Fragmento seleccionado.
╭──

Coinciden en Rafael Berrio dos
cualidades poco apreciadas en nuestro país. Por un lado, su
tendencia a practicar ese rock tenso y espinoso, en deuda directa con
Lou Reed y el resto de ocupantes del vagón de los perdedores. Un
compromiso que no sólo se traduce en acordes encrespados y melodías
de corte nocturno, también en ese tono confesional en el que poetas
y exiliados toman la palabra. Personajes que el donostiarra nunca
glorifica o convierte en pastiche romántico (excepto cuando canta a
esos Santos Mártires Yonkis). Lo suyo, en un alarde de anacronía,
tiene más que ver con la simple y desnuda existencia de los cuerpos.

╰──

Extracto de datos.

╭──

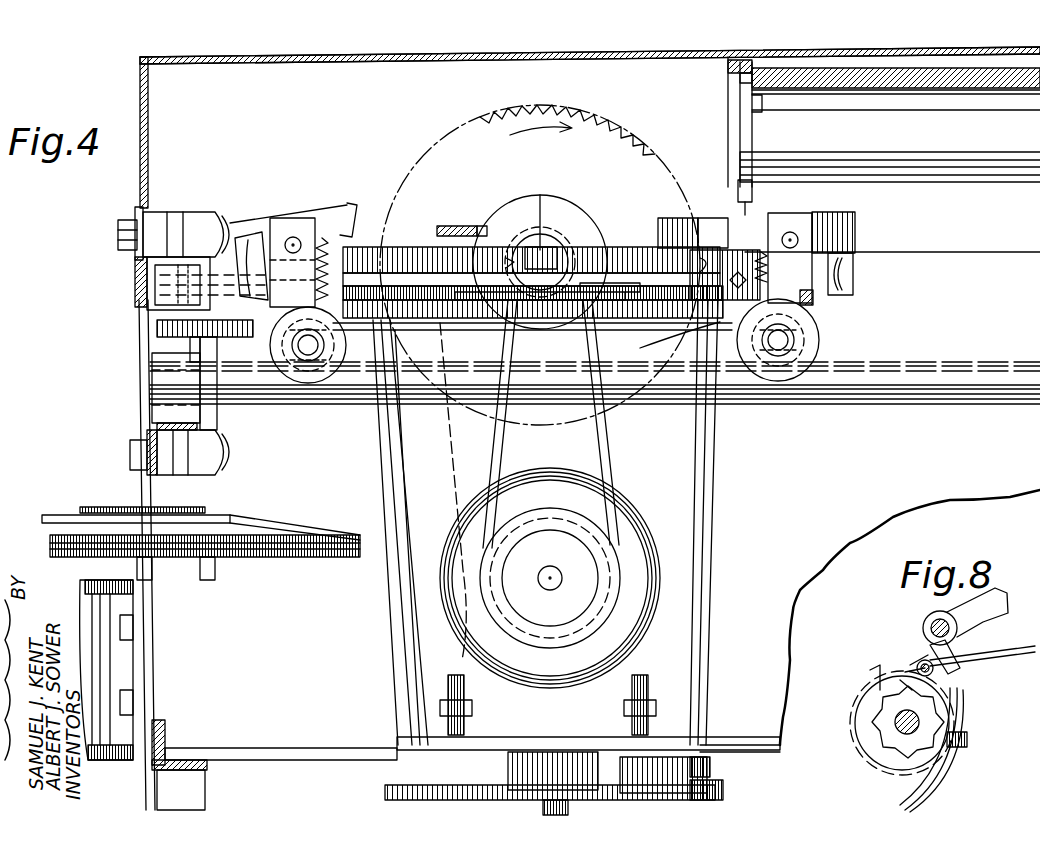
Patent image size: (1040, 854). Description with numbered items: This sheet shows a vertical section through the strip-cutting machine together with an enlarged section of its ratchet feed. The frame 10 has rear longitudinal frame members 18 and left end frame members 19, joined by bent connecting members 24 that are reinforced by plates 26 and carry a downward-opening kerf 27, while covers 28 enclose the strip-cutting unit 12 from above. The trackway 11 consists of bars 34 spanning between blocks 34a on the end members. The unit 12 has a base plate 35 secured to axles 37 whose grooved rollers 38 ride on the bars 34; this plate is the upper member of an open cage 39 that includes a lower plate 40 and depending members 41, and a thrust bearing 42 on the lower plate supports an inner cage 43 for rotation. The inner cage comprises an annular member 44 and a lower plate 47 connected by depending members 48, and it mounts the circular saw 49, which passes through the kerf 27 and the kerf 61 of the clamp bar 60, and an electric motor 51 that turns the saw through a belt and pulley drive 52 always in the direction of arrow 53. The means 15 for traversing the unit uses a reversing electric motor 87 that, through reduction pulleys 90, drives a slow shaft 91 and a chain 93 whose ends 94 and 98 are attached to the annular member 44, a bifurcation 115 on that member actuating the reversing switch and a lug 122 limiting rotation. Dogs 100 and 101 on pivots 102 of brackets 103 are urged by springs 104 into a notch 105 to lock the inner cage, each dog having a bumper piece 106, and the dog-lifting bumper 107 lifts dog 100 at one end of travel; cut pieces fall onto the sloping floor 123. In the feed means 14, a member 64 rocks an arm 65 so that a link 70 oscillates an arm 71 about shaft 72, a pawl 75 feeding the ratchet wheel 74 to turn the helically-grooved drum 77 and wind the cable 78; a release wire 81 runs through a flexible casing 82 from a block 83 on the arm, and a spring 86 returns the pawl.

╰──

Ejercicios.
[1] Reproduce del fragmento sobre Rafael Berrio el pasaje que empieza con "Coinciden en Rafael" y sigue hasta "de los cuerpos.".
[2] Según el fragmento sobre Rafael Berrio, ¿con quién está en deuda directa el rock que practica?
[3] ¿Concuerda cada una de estas afirmaciones con el fragmento sobre Rafael Berrio? Responde sí o no y cita las palabras del fragmento que lo deciden.
(a) Berrio suele glorificar a sus personajes.
(b) Las dos cualidades que coinciden en Berrio gozan de gran aprecio.
(c) Las melodías de Berrio son de corte nocturno.
El listado no interviene en nada de esto.

Soluciones.
[1]
Coinciden en Rafael Berrio dos
cualidades poco apreciadas en nuestro país. Por un lado, su
tendencia a practicar ese rock tenso y espinoso, en deuda directa con
Lou Reed y el resto de ocupantes del vagón de los perdedores. Un
compromiso que no sólo se traduce en acordes encrespados y melodías
de corte nocturno, también en ese tono confesional en el que poetas
y exiliados toman la palabra. Personajes que el donostiarra nunca
glorifica o convierte en pastiche romántico (excepto cuando canta a
esos Santos Mártires Yonkis). Lo suyo, en un alarde de anacronía,
tiene más que ver con la simple y desnuda existencia de los cuerpos.

[2] Con Lou Reed y el resto de ocupantes del vagón de los perdedores.

[3]
(a) No: "Personajes que el donostiarra nunca glorifica o convierte en pastiche romántico".
(b) No: "dos cualidades poco apreciadas en nuestro país".
(c) Sí: "melodías de corte nocturno".